● Goal
Take the data below and repeat it exactly.

══════

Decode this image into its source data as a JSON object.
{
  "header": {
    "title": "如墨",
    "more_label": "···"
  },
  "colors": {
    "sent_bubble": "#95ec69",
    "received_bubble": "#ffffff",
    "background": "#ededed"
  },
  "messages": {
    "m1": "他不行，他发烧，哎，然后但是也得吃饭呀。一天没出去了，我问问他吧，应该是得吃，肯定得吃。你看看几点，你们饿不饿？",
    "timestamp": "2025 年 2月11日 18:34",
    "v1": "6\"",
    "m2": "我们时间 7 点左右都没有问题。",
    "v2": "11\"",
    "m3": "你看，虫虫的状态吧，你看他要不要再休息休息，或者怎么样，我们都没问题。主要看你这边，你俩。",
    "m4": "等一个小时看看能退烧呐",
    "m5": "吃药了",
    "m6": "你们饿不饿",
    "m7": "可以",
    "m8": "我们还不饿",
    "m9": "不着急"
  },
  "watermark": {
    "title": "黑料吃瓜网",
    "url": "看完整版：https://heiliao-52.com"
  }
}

══════

● Written solution
Decode this image into its source data as a JSON object.
{
  "header": {
    "title": "如墨",
    "more_label": "···"
  },
  "colors": {
    "sent_bubble": "#95ec69",
    "received_bubble": "#ffffff",
    "background": "#ededed"
  },
  "messages": {
    "m1": "他不行，他发烧，哎，然后但是也得吃饭呀。一天没出去了，我问问他吧，应该是得吃，肯定得吃。你看看几点，你们饿不饿？",
    "timestamp": "2025 年 2月11日 18:34",
    "v1": "6\"",
    "m2": "我们时间 7 点左右都没有问题。",
    "v2": "11\"",
    "m3": "你看，虫虫的状态吧，你看他要不要再休息休息，或者怎么样，我们都没问题。主要看你这边，你俩。",
    "m4": "等一个小时看看能退烧呐",
    "m5": "吃药了",
    "m6": "你们饿不饿",
    "m7": "可以",
    "m8": "我们还不饿",
    "m9": "不着急"
  },
  "watermark": {
    "title": "黑料吃瓜网",
    "url": "看完整版：https://heiliao-52.com"
  }
}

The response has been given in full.